**PROMPT:** Look below and pull out each line with the word "into".
┌──
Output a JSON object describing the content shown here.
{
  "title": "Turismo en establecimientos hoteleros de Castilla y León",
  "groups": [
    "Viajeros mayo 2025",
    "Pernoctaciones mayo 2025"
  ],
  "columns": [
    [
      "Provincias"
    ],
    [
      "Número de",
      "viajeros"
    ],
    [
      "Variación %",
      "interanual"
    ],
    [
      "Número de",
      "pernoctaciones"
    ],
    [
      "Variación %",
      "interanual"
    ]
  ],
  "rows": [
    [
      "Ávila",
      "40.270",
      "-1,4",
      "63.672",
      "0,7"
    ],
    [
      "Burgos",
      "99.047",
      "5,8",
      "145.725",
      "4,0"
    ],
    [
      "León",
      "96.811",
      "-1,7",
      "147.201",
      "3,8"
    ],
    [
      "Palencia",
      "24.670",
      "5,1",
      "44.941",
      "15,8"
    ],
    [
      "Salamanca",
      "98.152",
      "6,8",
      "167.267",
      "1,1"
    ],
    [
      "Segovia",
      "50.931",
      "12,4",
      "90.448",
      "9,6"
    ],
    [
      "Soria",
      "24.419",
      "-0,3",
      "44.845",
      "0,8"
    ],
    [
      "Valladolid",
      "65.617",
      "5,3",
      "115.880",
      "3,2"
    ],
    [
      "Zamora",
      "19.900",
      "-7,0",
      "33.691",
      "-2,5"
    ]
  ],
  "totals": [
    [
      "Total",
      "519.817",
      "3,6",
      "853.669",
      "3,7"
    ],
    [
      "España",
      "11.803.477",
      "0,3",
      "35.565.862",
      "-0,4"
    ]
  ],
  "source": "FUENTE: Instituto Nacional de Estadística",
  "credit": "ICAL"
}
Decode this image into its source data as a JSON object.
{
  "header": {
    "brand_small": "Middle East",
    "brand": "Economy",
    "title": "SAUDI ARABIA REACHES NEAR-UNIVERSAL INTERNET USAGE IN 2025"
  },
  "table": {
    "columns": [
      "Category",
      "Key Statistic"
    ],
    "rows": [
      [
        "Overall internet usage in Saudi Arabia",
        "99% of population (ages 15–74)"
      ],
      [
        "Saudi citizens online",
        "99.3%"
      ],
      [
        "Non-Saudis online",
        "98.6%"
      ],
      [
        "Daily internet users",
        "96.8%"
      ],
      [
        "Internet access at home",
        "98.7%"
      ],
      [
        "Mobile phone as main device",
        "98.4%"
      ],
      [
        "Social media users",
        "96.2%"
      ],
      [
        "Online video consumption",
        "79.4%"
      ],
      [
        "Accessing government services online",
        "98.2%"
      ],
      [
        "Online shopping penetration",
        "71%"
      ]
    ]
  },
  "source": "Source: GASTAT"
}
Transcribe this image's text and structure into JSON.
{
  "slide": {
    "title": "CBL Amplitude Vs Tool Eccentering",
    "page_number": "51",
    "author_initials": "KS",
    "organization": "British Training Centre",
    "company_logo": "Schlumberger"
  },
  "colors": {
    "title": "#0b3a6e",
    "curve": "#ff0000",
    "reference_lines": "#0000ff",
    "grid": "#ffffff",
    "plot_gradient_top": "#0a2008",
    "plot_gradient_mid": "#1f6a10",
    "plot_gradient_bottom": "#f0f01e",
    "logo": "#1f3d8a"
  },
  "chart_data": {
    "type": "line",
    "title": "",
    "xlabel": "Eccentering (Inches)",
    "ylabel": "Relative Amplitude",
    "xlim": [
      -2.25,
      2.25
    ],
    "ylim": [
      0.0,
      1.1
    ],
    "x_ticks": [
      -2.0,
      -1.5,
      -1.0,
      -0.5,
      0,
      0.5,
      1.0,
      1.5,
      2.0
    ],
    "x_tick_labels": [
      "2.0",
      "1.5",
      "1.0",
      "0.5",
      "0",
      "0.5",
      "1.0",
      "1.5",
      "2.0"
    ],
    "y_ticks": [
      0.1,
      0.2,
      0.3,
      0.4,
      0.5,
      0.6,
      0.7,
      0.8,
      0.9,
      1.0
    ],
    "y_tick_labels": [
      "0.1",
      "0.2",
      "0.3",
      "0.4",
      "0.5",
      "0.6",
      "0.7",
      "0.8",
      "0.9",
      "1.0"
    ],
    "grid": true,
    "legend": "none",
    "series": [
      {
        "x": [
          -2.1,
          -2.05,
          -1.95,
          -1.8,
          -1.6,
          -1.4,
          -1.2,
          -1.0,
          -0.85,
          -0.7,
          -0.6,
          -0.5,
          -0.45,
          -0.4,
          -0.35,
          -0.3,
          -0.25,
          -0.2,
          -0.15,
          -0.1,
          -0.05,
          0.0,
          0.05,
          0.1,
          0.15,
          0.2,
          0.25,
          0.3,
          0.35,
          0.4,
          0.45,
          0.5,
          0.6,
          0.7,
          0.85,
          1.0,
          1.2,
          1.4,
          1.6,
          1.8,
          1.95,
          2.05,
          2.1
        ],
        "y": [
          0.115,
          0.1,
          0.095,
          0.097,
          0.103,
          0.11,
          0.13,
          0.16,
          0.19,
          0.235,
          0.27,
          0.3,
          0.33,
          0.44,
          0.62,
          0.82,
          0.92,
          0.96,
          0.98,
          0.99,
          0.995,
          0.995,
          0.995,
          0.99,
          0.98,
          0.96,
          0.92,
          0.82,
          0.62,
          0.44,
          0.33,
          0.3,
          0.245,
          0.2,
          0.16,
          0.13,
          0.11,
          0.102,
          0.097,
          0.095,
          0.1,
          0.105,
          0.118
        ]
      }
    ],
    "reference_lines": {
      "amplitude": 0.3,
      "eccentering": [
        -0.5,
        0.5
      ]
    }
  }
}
└──
**EXPECTED OUTPUT:**
Decode this image into its source data as a JSON object.
Transcribe this image's text and structure into JSON.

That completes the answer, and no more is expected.